• [Problem description]
Show only lines that include "Добавить".

──────── Extracted information ────────

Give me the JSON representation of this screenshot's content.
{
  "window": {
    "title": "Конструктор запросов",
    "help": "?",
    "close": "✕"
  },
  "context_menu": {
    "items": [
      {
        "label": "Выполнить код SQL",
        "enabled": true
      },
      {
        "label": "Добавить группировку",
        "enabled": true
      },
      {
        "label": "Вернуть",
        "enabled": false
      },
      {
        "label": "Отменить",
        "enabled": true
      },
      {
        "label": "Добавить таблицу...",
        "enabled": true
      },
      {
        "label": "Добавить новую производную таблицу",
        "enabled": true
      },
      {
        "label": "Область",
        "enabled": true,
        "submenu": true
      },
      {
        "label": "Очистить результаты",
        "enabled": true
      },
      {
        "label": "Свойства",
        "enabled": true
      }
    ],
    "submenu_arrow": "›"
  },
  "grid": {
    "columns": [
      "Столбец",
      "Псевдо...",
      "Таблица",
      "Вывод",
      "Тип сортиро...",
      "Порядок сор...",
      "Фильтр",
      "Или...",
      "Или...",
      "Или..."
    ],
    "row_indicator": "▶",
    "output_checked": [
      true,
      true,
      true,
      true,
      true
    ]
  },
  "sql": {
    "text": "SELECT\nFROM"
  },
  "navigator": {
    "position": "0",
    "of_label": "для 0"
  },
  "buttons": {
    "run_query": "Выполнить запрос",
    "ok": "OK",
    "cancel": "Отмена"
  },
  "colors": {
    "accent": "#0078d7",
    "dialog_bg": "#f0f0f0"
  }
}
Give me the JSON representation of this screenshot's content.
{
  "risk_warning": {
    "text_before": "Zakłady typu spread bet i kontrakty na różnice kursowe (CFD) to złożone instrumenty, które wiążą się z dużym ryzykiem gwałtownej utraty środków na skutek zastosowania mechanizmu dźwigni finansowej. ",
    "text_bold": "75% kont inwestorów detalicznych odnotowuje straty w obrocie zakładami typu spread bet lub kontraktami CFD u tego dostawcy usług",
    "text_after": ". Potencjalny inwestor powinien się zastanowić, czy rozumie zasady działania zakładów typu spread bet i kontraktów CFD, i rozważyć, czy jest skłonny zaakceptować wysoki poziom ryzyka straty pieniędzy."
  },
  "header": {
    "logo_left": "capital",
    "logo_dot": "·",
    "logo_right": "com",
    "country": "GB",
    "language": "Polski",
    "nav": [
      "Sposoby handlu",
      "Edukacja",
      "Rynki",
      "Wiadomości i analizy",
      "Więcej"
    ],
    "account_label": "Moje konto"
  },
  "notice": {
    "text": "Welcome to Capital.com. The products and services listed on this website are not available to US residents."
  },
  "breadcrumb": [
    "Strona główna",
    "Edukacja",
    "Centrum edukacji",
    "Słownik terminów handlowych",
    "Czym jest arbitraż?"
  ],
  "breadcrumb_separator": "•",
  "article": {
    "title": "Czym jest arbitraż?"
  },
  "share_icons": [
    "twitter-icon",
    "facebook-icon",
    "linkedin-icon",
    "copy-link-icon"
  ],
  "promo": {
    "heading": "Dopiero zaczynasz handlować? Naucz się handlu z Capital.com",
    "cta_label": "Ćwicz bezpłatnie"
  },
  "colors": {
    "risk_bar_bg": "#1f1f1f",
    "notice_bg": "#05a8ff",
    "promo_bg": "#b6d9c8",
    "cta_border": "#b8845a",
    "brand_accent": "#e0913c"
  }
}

────────

• [Exercise answer]
        "label": "Добавить группировку",
        "label": "Добавить таблицу...",
        "label": "Добавить новую производную таблицу",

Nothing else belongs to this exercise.